Record extracts>
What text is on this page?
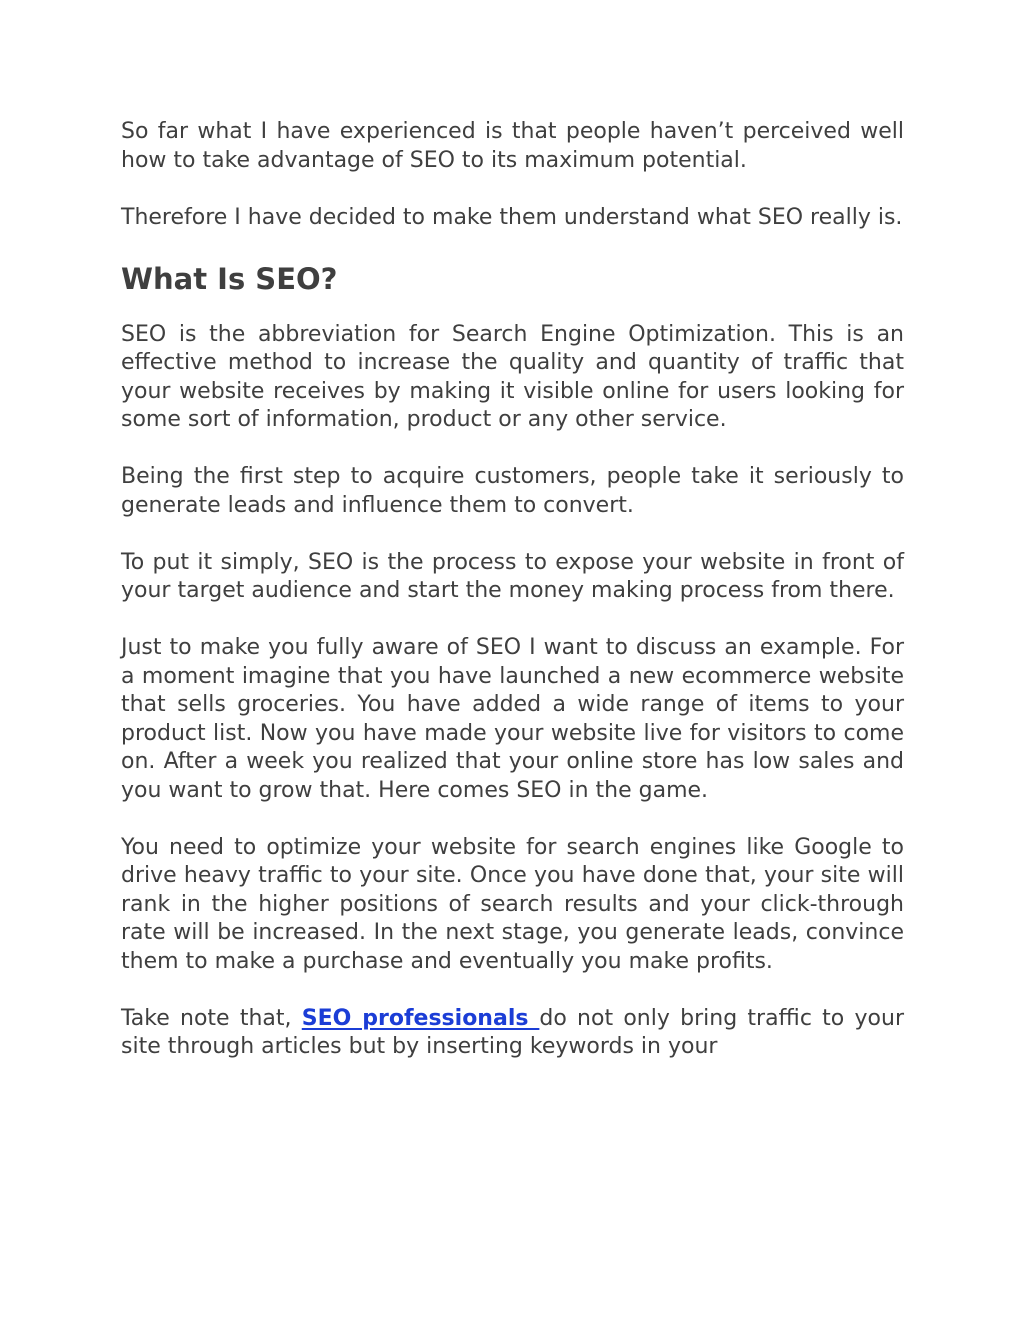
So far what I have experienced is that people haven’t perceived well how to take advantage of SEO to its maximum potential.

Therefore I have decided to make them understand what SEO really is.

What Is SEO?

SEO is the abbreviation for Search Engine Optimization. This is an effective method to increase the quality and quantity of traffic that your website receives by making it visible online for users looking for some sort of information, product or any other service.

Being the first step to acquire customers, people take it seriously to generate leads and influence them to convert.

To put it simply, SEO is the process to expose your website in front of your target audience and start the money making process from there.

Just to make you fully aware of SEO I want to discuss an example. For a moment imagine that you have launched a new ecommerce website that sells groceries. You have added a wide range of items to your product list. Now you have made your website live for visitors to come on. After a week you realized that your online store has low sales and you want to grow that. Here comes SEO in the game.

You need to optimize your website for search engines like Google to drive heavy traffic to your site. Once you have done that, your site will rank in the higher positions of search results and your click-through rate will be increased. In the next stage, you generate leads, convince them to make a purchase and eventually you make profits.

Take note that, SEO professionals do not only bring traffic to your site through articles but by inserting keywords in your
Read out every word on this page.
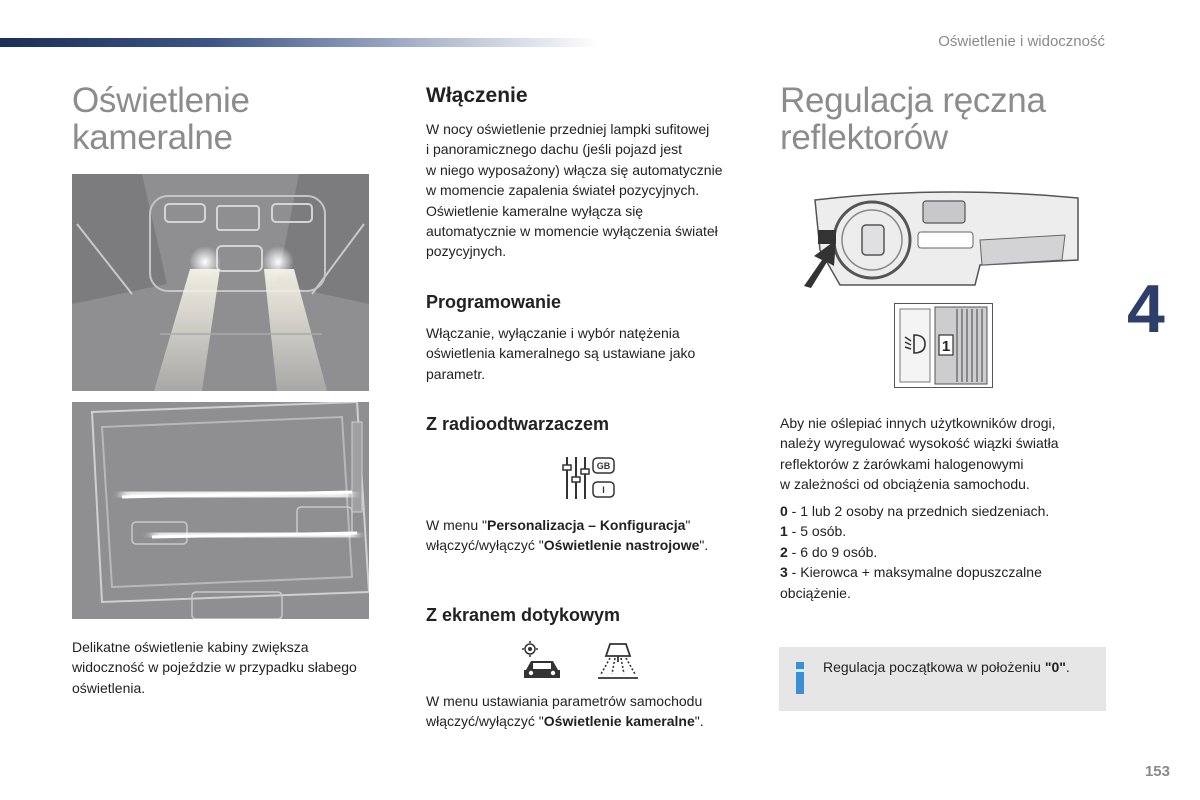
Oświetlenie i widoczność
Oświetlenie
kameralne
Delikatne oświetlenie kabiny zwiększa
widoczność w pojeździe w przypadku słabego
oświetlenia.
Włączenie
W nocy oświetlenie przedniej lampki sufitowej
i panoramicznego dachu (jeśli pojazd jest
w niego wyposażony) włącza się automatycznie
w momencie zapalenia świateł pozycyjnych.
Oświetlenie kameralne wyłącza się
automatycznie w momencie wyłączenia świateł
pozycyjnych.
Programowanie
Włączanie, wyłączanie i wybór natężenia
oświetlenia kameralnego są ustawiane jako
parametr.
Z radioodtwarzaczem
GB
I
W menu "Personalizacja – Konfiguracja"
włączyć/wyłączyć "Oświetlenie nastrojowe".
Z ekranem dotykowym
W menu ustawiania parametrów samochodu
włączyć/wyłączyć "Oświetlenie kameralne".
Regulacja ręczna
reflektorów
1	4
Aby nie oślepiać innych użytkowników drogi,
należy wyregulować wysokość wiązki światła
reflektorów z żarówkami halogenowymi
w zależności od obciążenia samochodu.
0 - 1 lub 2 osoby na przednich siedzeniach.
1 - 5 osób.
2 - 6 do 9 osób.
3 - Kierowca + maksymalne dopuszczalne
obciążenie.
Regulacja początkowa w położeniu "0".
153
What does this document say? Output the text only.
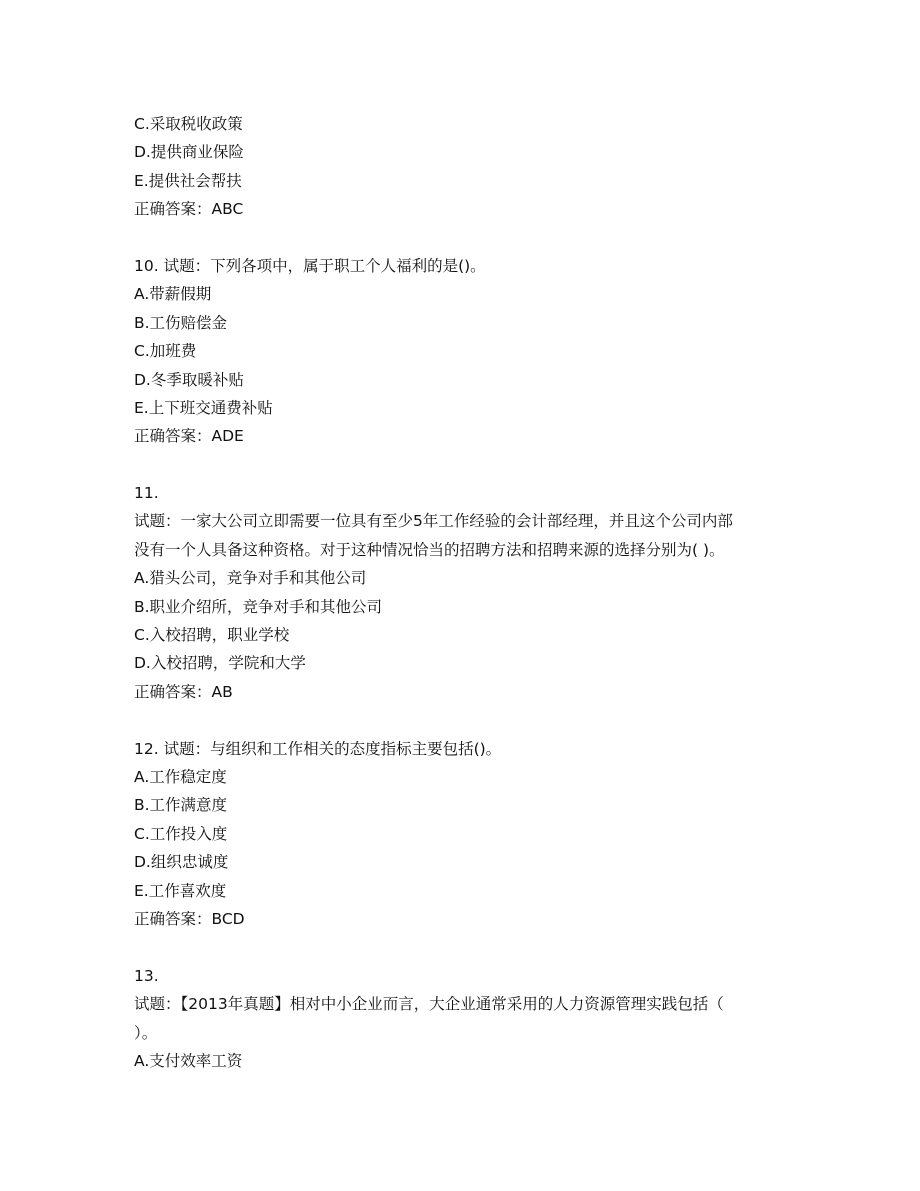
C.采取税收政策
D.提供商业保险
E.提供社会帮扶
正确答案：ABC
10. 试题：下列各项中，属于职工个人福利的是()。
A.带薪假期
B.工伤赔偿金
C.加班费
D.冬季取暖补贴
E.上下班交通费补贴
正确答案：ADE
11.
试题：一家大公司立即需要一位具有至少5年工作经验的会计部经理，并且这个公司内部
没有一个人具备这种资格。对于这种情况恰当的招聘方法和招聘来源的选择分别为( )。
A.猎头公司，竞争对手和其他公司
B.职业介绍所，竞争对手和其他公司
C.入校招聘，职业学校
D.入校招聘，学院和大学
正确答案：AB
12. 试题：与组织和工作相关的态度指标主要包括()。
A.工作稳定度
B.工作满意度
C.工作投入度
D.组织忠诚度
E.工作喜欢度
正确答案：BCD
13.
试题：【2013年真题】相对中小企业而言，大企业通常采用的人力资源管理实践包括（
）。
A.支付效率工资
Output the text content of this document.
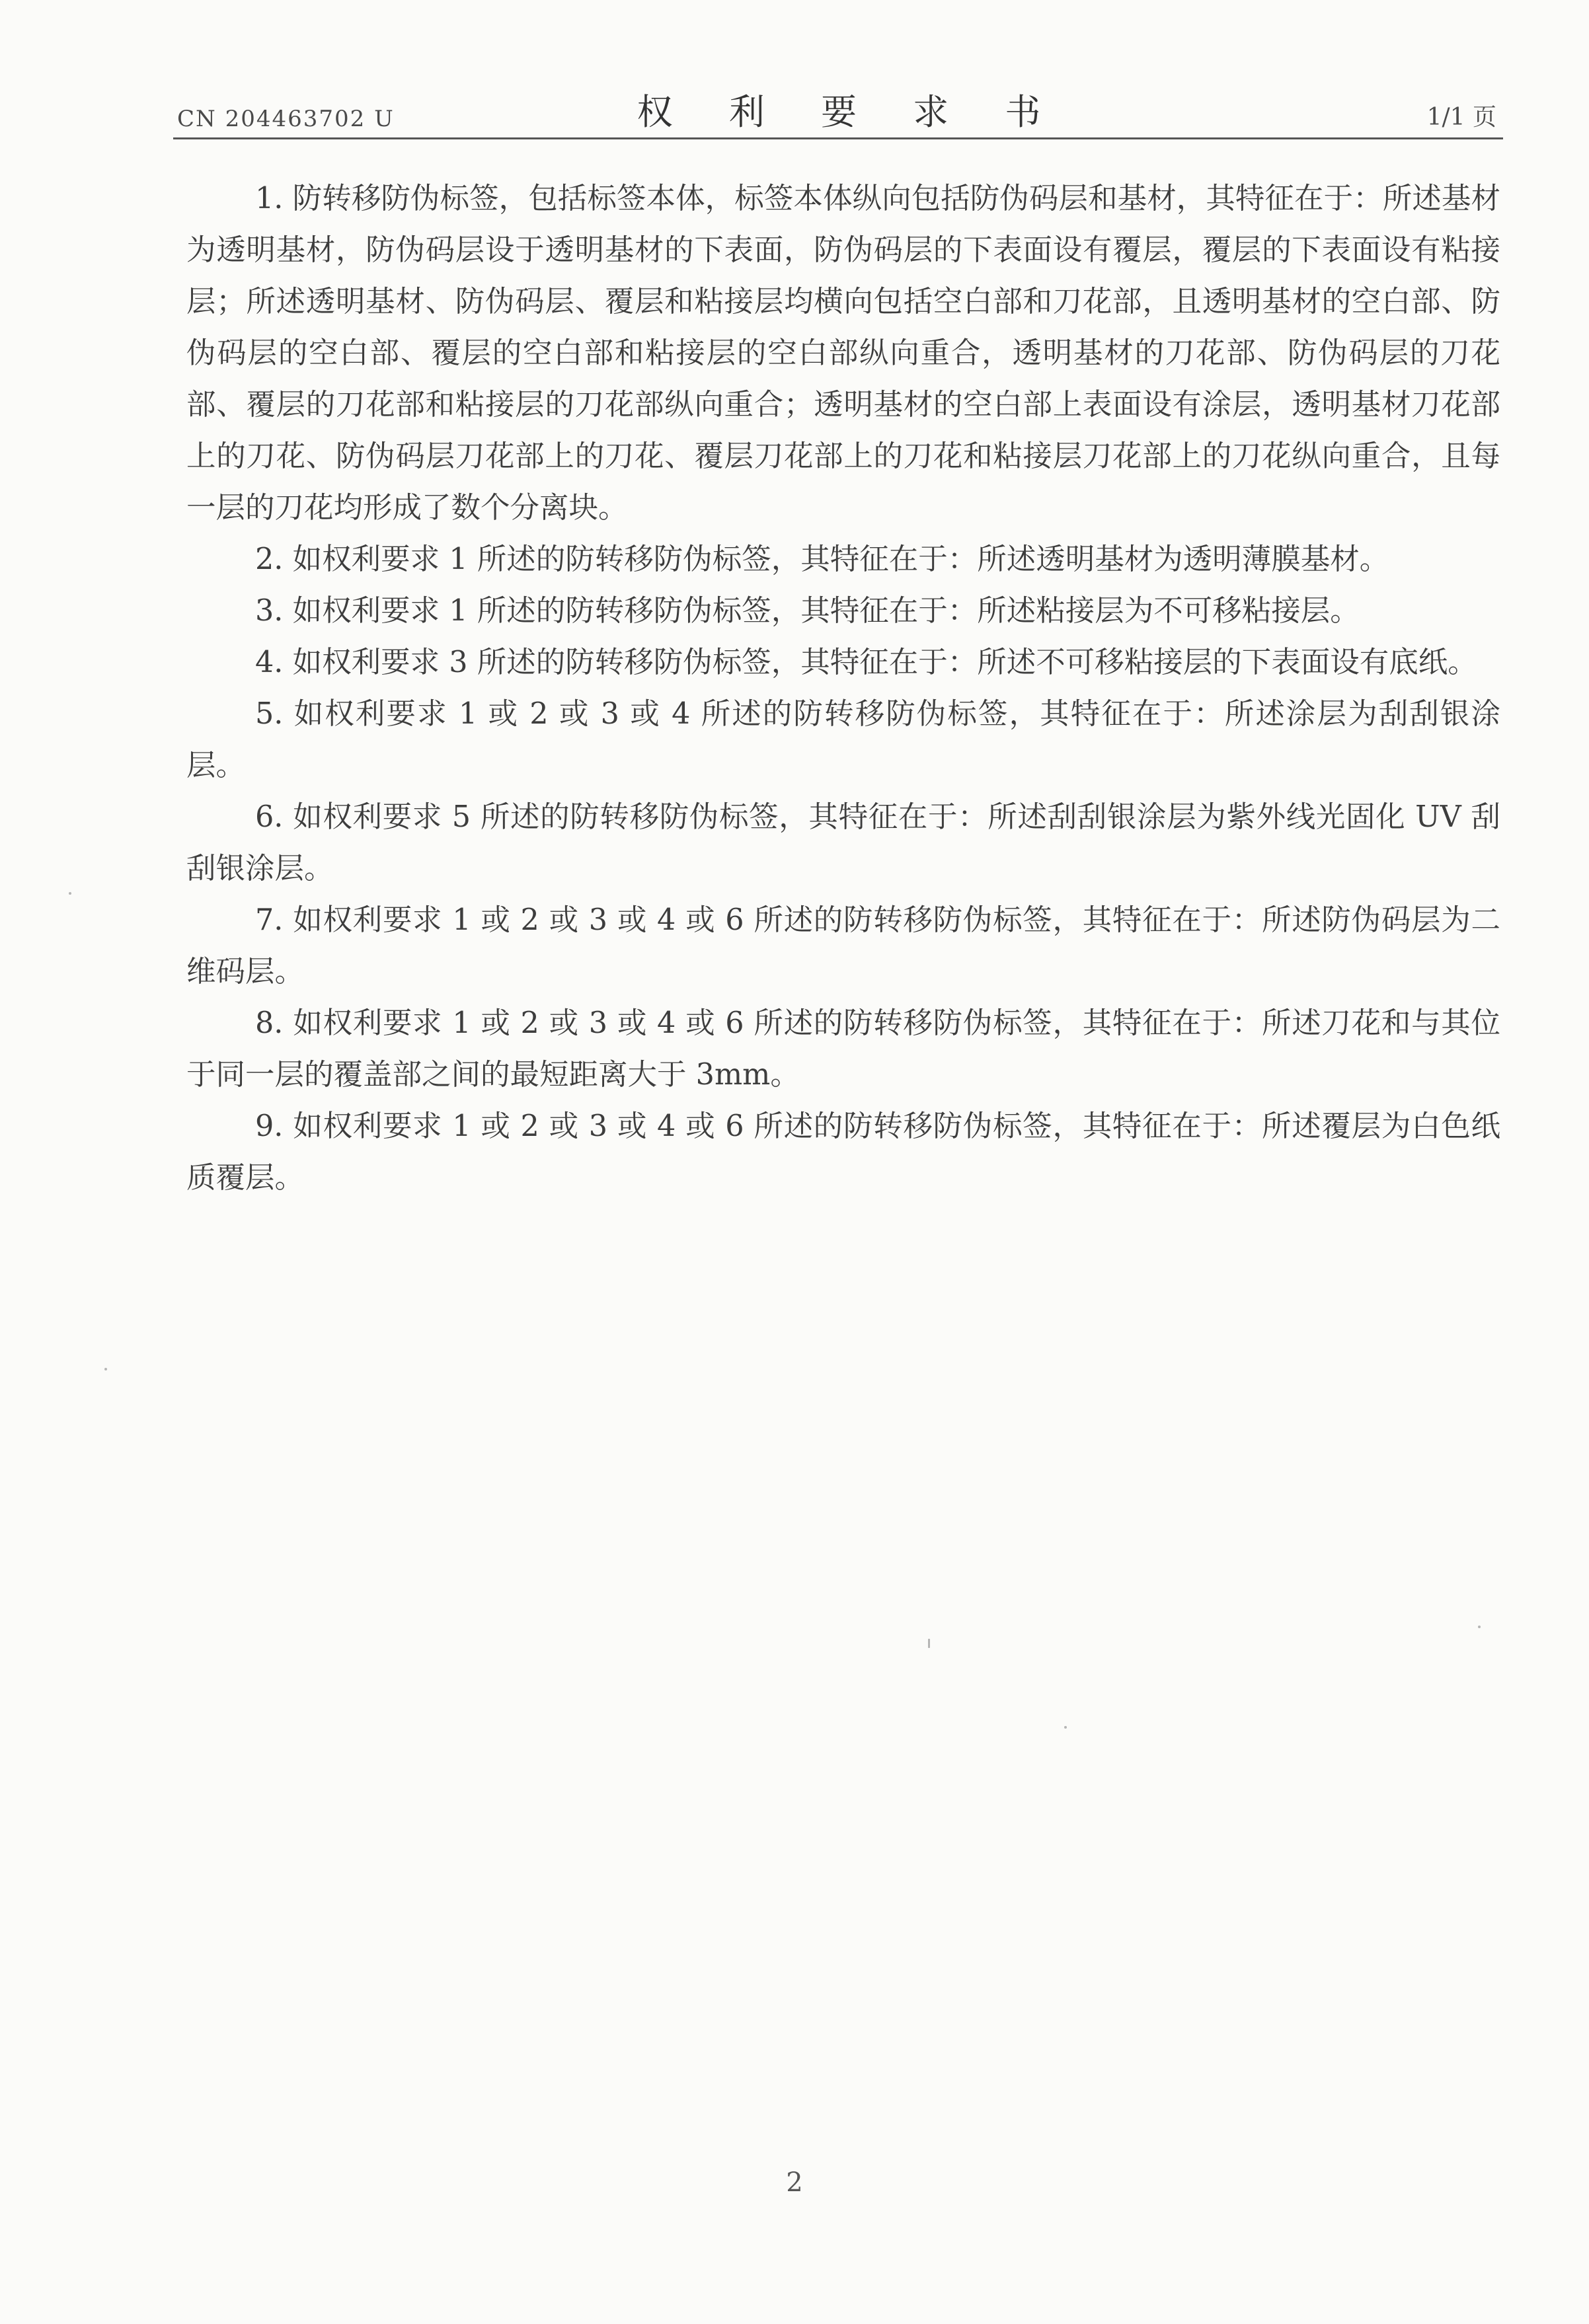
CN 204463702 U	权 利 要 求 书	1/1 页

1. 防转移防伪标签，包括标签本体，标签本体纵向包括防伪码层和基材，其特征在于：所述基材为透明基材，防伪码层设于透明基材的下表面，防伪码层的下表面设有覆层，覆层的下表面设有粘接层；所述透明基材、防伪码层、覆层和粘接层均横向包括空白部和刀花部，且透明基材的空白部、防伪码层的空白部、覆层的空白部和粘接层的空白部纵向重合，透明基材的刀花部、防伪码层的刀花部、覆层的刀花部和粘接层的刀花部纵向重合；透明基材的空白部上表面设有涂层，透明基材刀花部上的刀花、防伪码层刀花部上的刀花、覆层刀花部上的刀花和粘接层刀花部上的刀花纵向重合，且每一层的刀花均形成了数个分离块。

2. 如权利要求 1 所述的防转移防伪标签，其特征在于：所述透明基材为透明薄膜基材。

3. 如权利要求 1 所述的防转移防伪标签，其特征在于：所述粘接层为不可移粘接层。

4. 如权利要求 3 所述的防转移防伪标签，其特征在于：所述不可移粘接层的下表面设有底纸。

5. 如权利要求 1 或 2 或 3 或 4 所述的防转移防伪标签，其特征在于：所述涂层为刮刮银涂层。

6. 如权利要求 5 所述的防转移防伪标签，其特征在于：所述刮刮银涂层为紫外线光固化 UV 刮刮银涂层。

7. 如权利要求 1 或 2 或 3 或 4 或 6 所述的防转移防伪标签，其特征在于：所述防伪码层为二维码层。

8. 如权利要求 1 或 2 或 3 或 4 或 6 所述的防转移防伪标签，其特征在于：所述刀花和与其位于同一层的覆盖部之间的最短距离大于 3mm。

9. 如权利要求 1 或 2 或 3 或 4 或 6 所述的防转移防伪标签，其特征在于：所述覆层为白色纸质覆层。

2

Task details>
Quote the records above exactly, leaving out any pictures.

Answer to the problem>
What text is on this page?
So far what I have experienced is that people haven’t perceived well how to take advantage of SEO to its maximum potential.

Therefore I have decided to make them understand what SEO really is.

What Is SEO?

SEO is the abbreviation for Search Engine Optimization. This is an effective method to increase the quality and quantity of traffic that your website receives by making it visible online for users looking for some sort of information, product or any other service.

Being the first step to acquire customers, people take it seriously to generate leads and influence them to convert.

To put it simply, SEO is the process to expose your website in front of your target audience and start the money making process from there.

Just to make you fully aware of SEO I want to discuss an example. For a moment imagine that you have launched a new ecommerce website that sells groceries. You have added a wide range of items to your product list. Now you have made your website live for visitors to come on. After a week you realized that your online store has low sales and you want to grow that. Here comes SEO in the game.

You need to optimize your website for search engines like Google to drive heavy traffic to your site. Once you have done that, your site will rank in the higher positions of search results and your click-through rate will be increased. In the next stage, you generate leads, convince them to make a purchase and eventually you make profits.

Take note that, SEO professionals do not only bring traffic to your site through articles but by inserting keywords in your
Read out every word on this page.
Oświetlenie i widoczność
Oświetlenie
kameralne
Delikatne oświetlenie kabiny zwiększa
widoczność w pojeździe w przypadku słabego
oświetlenia.
Włączenie
W nocy oświetlenie przedniej lampki sufitowej
i panoramicznego dachu (jeśli pojazd jest
w niego wyposażony) włącza się automatycznie
w momencie zapalenia świateł pozycyjnych.
Oświetlenie kameralne wyłącza się
automatycznie w momencie wyłączenia świateł
pozycyjnych.
Programowanie
Włączanie, wyłączanie i wybór natężenia
oświetlenia kameralnego są ustawiane jako
parametr.
Z radioodtwarzaczem
GB
I
W menu "Personalizacja – Konfiguracja"
włączyć/wyłączyć "Oświetlenie nastrojowe".
Z ekranem dotykowym
W menu ustawiania parametrów samochodu
włączyć/wyłączyć "Oświetlenie kameralne".
Regulacja ręczna
reflektorów
1	4
Aby nie oślepiać innych użytkowników drogi,
należy wyregulować wysokość wiązki światła
reflektorów z żarówkami halogenowymi
w zależności od obciążenia samochodu.
0 - 1 lub 2 osoby na przednich siedzeniach.
1 - 5 osób.
2 - 6 do 9 osób.
3 - Kierowca + maksymalne dopuszczalne
obciążenie.
Regulacja początkowa w położeniu "0".
153
What does this document say? Output the text only.
C.采取税收政策
D.提供商业保险
E.提供社会帮扶
正确答案：ABC
10. 试题：下列各项中，属于职工个人福利的是()。
A.带薪假期
B.工伤赔偿金
C.加班费
D.冬季取暖补贴
E.上下班交通费补贴
正确答案：ADE
11.
试题：一家大公司立即需要一位具有至少5年工作经验的会计部经理，并且这个公司内部
没有一个人具备这种资格。对于这种情况恰当的招聘方法和招聘来源的选择分别为( )。
A.猎头公司，竞争对手和其他公司
B.职业介绍所，竞争对手和其他公司
C.入校招聘，职业学校
D.入校招聘，学院和大学
正确答案：AB
12. 试题：与组织和工作相关的态度指标主要包括()。
A.工作稳定度
B.工作满意度
C.工作投入度
D.组织忠诚度
E.工作喜欢度
正确答案：BCD
13.
试题：【2013年真题】相对中小企业而言，大企业通常采用的人力资源管理实践包括（
）。
A.支付效率工资
Output the text content of this document.
CN 204463702 U	权 利 要 求 书	1/1 页

1. 防转移防伪标签，包括标签本体，标签本体纵向包括防伪码层和基材，其特征在于：所述基材为透明基材，防伪码层设于透明基材的下表面，防伪码层的下表面设有覆层，覆层的下表面设有粘接层；所述透明基材、防伪码层、覆层和粘接层均横向包括空白部和刀花部，且透明基材的空白部、防伪码层的空白部、覆层的空白部和粘接层的空白部纵向重合，透明基材的刀花部、防伪码层的刀花部、覆层的刀花部和粘接层的刀花部纵向重合；透明基材的空白部上表面设有涂层，透明基材刀花部上的刀花、防伪码层刀花部上的刀花、覆层刀花部上的刀花和粘接层刀花部上的刀花纵向重合，且每一层的刀花均形成了数个分离块。

2. 如权利要求 1 所述的防转移防伪标签，其特征在于：所述透明基材为透明薄膜基材。

3. 如权利要求 1 所述的防转移防伪标签，其特征在于：所述粘接层为不可移粘接层。

4. 如权利要求 3 所述的防转移防伪标签，其特征在于：所述不可移粘接层的下表面设有底纸。

5. 如权利要求 1 或 2 或 3 或 4 所述的防转移防伪标签，其特征在于：所述涂层为刮刮银涂层。

6. 如权利要求 5 所述的防转移防伪标签，其特征在于：所述刮刮银涂层为紫外线光固化 UV 刮刮银涂层。

7. 如权利要求 1 或 2 或 3 或 4 或 6 所述的防转移防伪标签，其特征在于：所述防伪码层为二维码层。

8. 如权利要求 1 或 2 或 3 或 4 或 6 所述的防转移防伪标签，其特征在于：所述刀花和与其位于同一层的覆盖部之间的最短距离大于 3mm。

9. 如权利要求 1 或 2 或 3 或 4 或 6 所述的防转移防伪标签，其特征在于：所述覆层为白色纸质覆层。

2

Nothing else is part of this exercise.